THE REQUEST
Reproduce the listing below in full and without alteration, apart from its pictures.
..........
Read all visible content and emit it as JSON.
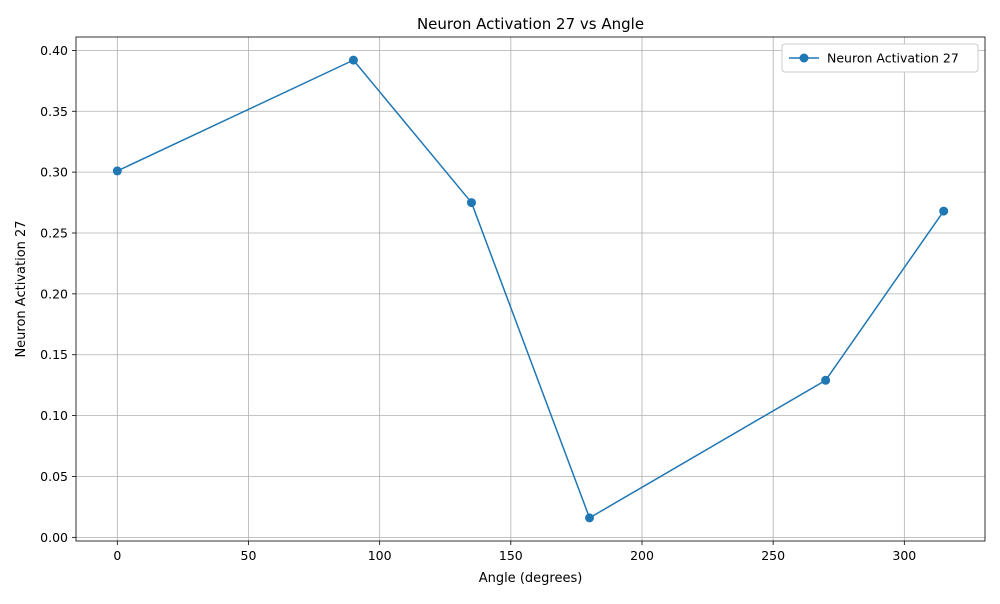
{
  "chart_data": {
    "type": "line",
    "title": "Neuron Activation 27 vs Angle",
    "xlabel": "Angle (degrees)",
    "ylabel": "Neuron Activation 27",
    "xlim": [
      -15.75,
      330.75
    ],
    "ylim": [
      -0.003,
      0.411
    ],
    "xticks": [
      0,
      50,
      100,
      150,
      200,
      250,
      300
    ],
    "yticks": [
      0.0,
      0.05,
      0.1,
      0.15,
      0.2,
      0.25,
      0.3,
      0.35,
      0.4
    ],
    "grid": true,
    "legend_position": "top-right",
    "series": [
      {
        "name": "Neuron Activation 27",
        "color": "#1f77b4",
        "marker": "circle",
        "x": [
          0,
          90,
          135,
          180,
          270,
          315
        ],
        "y": [
          0.301,
          0.392,
          0.275,
          0.016,
          0.129,
          0.268
        ]
      }
    ]
  }
}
..........
RESULT FOR THIS TASK
Read all visible content and emit it as JSON.
{
  "chart_data": {
    "type": "line",
    "title": "Neuron Activation 27 vs Angle",
    "xlabel": "Angle (degrees)",
    "ylabel": "Neuron Activation 27",
    "xlim": [
      -15.75,
      330.75
    ],
    "ylim": [
      -0.003,
      0.411
    ],
    "xticks": [
      0,
      50,
      100,
      150,
      200,
      250,
      300
    ],
    "yticks": [
      0.0,
      0.05,
      0.1,
      0.15,
      0.2,
      0.25,
      0.3,
      0.35,
      0.4
    ],
    "grid": true,
    "legend_position": "top-right",
    "series": [
      {
        "name": "Neuron Activation 27",
        "color": "#1f77b4",
        "marker": "circle",
        "x": [
          0,
          90,
          135,
          180,
          270,
          315
        ],
        "y": [
          0.301,
          0.392,
          0.275,
          0.016,
          0.129,
          0.268
        ]
      }
    ]
  }
}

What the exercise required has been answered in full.